EXERCISE — Below are the records; reproduce all of them exactly but without any images.

SUPPLIED DATA —
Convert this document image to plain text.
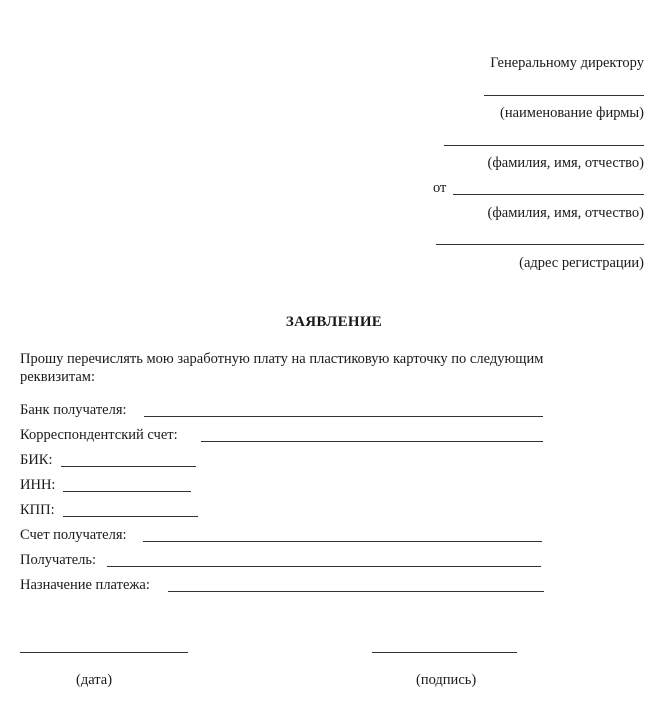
Генеральному директору
(наименование фирмы)
(фамилия, имя, отчество)
от
(фамилия, имя, отчество)
(адрес регистрации)
ЗАЯВЛЕНИЕ
Прошу перечислять мою заработную плату на пластиковую карточку по следующим реквизитам:
Банк получателя:
Корреспондентский счет:
БИК:
ИНН:
КПП:
Счет получателя:
Получатель:
Назначение платежа:
(дата)	(подпись)
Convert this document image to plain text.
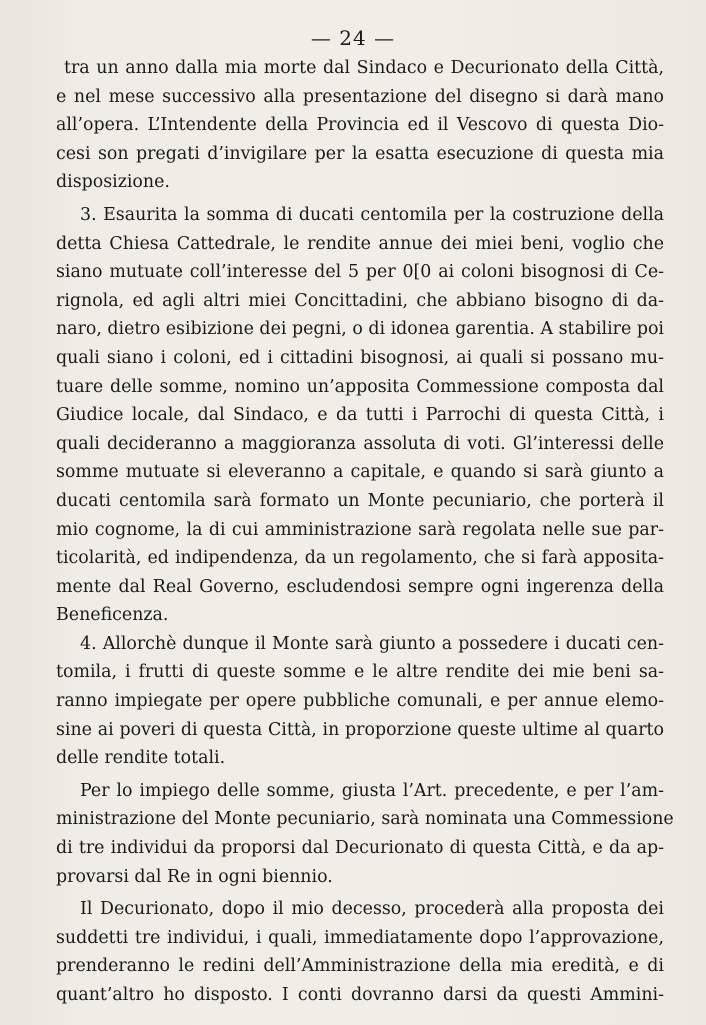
— 24 —
tra un anno dalla mia morte dal Sindaco e Decurionato della Città,
e nel mese successivo alla presentazione del disegno si darà mano
all’opera. L’Intendente della Provincia ed il Vescovo di questa Dio-
cesi son pregati d’invigilare per la esatta esecuzione di questa mia
disposizione.
3. Esaurita la somma di ducati centomila per la costruzione della
detta Chiesa Cattedrale, le rendite annue dei miei beni, voglio che
siano mutuate coll’interesse del 5 per 0[0 ai coloni bisognosi di Ce-
rignola, ed agli altri miei Concittadini, che abbiano bisogno di da-
naro, dietro esibizione dei pegni, o di idonea garentia. A stabilire poi
quali siano i coloni, ed i cittadini bisognosi, ai quali si possano mu-
tuare delle somme, nomino un’apposita Commessione composta dal
Giudice locale, dal Sindaco, e da tutti i Parrochi di questa Città, i
quali decideranno a maggioranza assoluta di voti. Gl’interessi delle
somme mutuate si eleveranno a capitale, e quando si sarà giunto a
ducati centomila sarà formato un Monte pecuniario, che porterà il
mio cognome, la di cui amministrazione sarà regolata nelle sue par-
ticolarità, ed indipendenza, da un regolamento, che si farà apposita-
mente dal Real Governo, escludendosi sempre ogni ingerenza della
Beneficenza.
4. Allorchè dunque il Monte sarà giunto a possedere i ducati cen-
tomila, i frutti di queste somme e le altre rendite dei mie beni sa-
ranno impiegate per opere pubbliche comunali, e per annue elemo-
sine ai poveri di questa Città, in proporzione queste ultime al quarto
delle rendite totali.
Per lo impiego delle somme, giusta l’Art. precedente, e per l’am-
ministrazione del Monte pecuniario, sarà nominata una Commessione
di tre individui da proporsi dal Decurionato di questa Città, e da ap-
provarsi dal Re in ogni biennio.
Il Decurionato, dopo il mio decesso, procederà alla proposta dei
suddetti tre individui, i quali, immediatamente dopo l’approvazione,
prenderanno le redini dell’Amministrazione della mia eredità, e di
quant’altro ho disposto. I conti dovranno darsi da questi Ammini-
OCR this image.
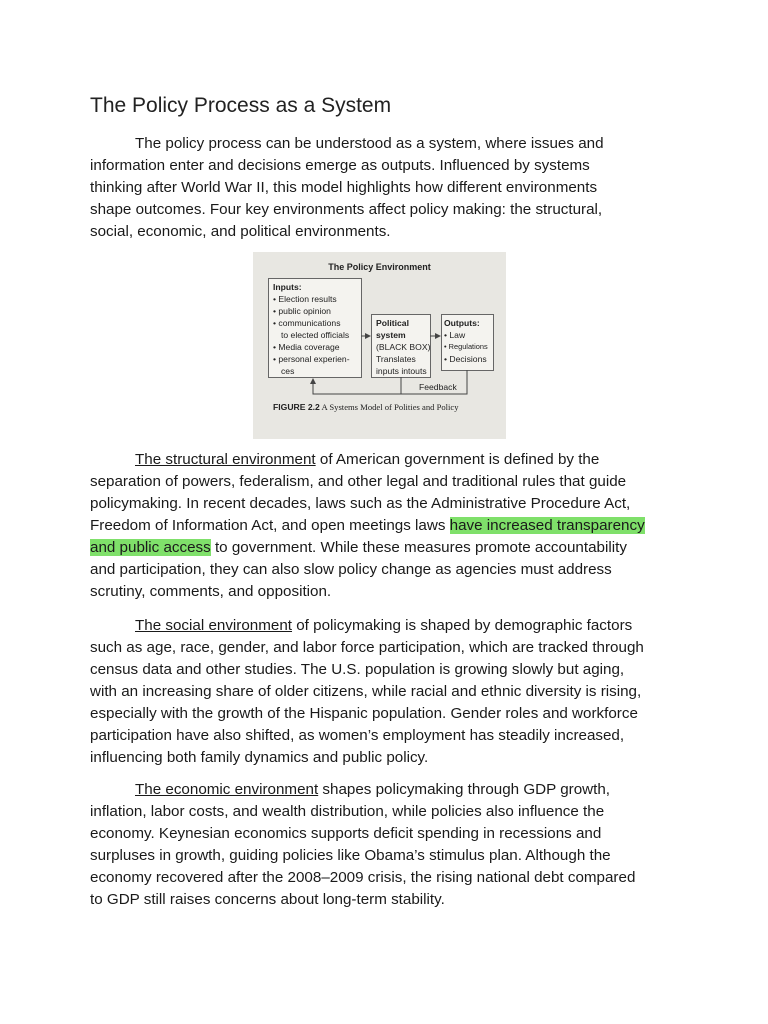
The Policy Process as a System

The policy process can be understood as a system, where issues and
information enter and decisions emerge as outputs. Influenced by systems
thinking after World War II, this model highlights how different environments
shape outcomes. Four key environments affect policy making: the structural,
social, economic, and political environments.

The Policy Environment
Inputs:
• Election results
• public opinion
• communications
to elected officials
• Media coverage
• personal experien-
ces
Political
system
(BLACK BOX)
Translates
inputs intouts
Outputs:
• Law
• Regulations
• Decisions
Feedback
FIGURE 2.2 A Systems Model of Polities and Policy

The structural environment of American government is defined by the
separation of powers, federalism, and other legal and traditional rules that guide
policymaking. In recent decades, laws such as the Administrative Procedure Act,
Freedom of Information Act, and open meetings laws have increased transparency
and public access to government. While these measures promote accountability
and participation, they can also slow policy change as agencies must address
scrutiny, comments, and opposition.

The social environment of policymaking is shaped by demographic factors
such as age, race, gender, and labor force participation, which are tracked through
census data and other studies. The U.S. population is growing slowly but aging,
with an increasing share of older citizens, while racial and ethnic diversity is rising,
especially with the growth of the Hispanic population. Gender roles and workforce
participation have also shifted, as women’s employment has steadily increased,
influencing both family dynamics and public policy.

The economic environment shapes policymaking through GDP growth,
inflation, labor costs, and wealth distribution, while policies also influence the
economy. Keynesian economics supports deficit spending in recessions and
surpluses in growth, guiding policies like Obama’s stimulus plan. Although the
economy recovered after the 2008–2009 crisis, the rising national debt compared
to GDP still raises concerns about long-term stability.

ANSWER BELOW —
Convert this document image to plain text.
Генеральному директору
(наименование фирмы)
(фамилия, имя, отчество)
от
(фамилия, имя, отчество)
(адрес регистрации)
ЗАЯВЛЕНИЕ
Прошу перечислять мою заработную плату на пластиковую карточку по следующим реквизитам:
Банк получателя:
Корреспондентский счет:
БИК:
ИНН:
КПП:
Счет получателя:
Получатель:
Назначение платежа:
(дата)	(подпись)
Convert this document image to plain text.
— 24 —
tra un anno dalla mia morte dal Sindaco e Decurionato della Città,
e nel mese successivo alla presentazione del disegno si darà mano
all’opera. L’Intendente della Provincia ed il Vescovo di questa Dio-
cesi son pregati d’invigilare per la esatta esecuzione di questa mia
disposizione.
3. Esaurita la somma di ducati centomila per la costruzione della
detta Chiesa Cattedrale, le rendite annue dei miei beni, voglio che
siano mutuate coll’interesse del 5 per 0[0 ai coloni bisognosi di Ce-
rignola, ed agli altri miei Concittadini, che abbiano bisogno di da-
naro, dietro esibizione dei pegni, o di idonea garentia. A stabilire poi
quali siano i coloni, ed i cittadini bisognosi, ai quali si possano mu-
tuare delle somme, nomino un’apposita Commessione composta dal
Giudice locale, dal Sindaco, e da tutti i Parrochi di questa Città, i
quali decideranno a maggioranza assoluta di voti. Gl’interessi delle
somme mutuate si eleveranno a capitale, e quando si sarà giunto a
ducati centomila sarà formato un Monte pecuniario, che porterà il
mio cognome, la di cui amministrazione sarà regolata nelle sue par-
ticolarità, ed indipendenza, da un regolamento, che si farà apposita-
mente dal Real Governo, escludendosi sempre ogni ingerenza della
Beneficenza.
4. Allorchè dunque il Monte sarà giunto a possedere i ducati cen-
tomila, i frutti di queste somme e le altre rendite dei mie beni sa-
ranno impiegate per opere pubbliche comunali, e per annue elemo-
sine ai poveri di questa Città, in proporzione queste ultime al quarto
delle rendite totali.
Per lo impiego delle somme, giusta l’Art. precedente, e per l’am-
ministrazione del Monte pecuniario, sarà nominata una Commessione
di tre individui da proporsi dal Decurionato di questa Città, e da ap-
provarsi dal Re in ogni biennio.
Il Decurionato, dopo il mio decesso, procederà alla proposta dei
suddetti tre individui, i quali, immediatamente dopo l’approvazione,
prenderanno le redini dell’Amministrazione della mia eredità, e di
quant’altro ho disposto. I conti dovranno darsi da questi Ammini-
OCR this image.
The Policy Process as a System

The policy process can be understood as a system, where issues and
information enter and decisions emerge as outputs. Influenced by systems
thinking after World War II, this model highlights how different environments
shape outcomes. Four key environments affect policy making: the structural,
social, economic, and political environments.

The Policy Environment
Inputs:
• Election results
• public opinion
• communications
to elected officials
• Media coverage
• personal experien-
ces
Political
system
(BLACK BOX)
Translates
inputs intouts
Outputs:
• Law
• Regulations
• Decisions
Feedback
FIGURE 2.2 A Systems Model of Polities and Policy

The structural environment of American government is defined by the
separation of powers, federalism, and other legal and traditional rules that guide
policymaking. In recent decades, laws such as the Administrative Procedure Act,
Freedom of Information Act, and open meetings laws have increased transparency
and public access to government. While these measures promote accountability
and participation, they can also slow policy change as agencies must address
scrutiny, comments, and opposition.

The social environment of policymaking is shaped by demographic factors
such as age, race, gender, and labor force participation, which are tracked through
census data and other studies. The U.S. population is growing slowly but aging,
with an increasing share of older citizens, while racial and ethnic diversity is rising,
especially with the growth of the Hispanic population. Gender roles and workforce
participation have also shifted, as women’s employment has steadily increased,
influencing both family dynamics and public policy.

The economic environment shapes policymaking through GDP growth,
inflation, labor costs, and wealth distribution, while policies also influence the
economy. Keynesian economics supports deficit spending in recessions and
surpluses in growth, guiding policies like Obama’s stimulus plan. Although the
economy recovered after the 2008–2009 crisis, the rising national debt compared
to GDP still raises concerns about long-term stability.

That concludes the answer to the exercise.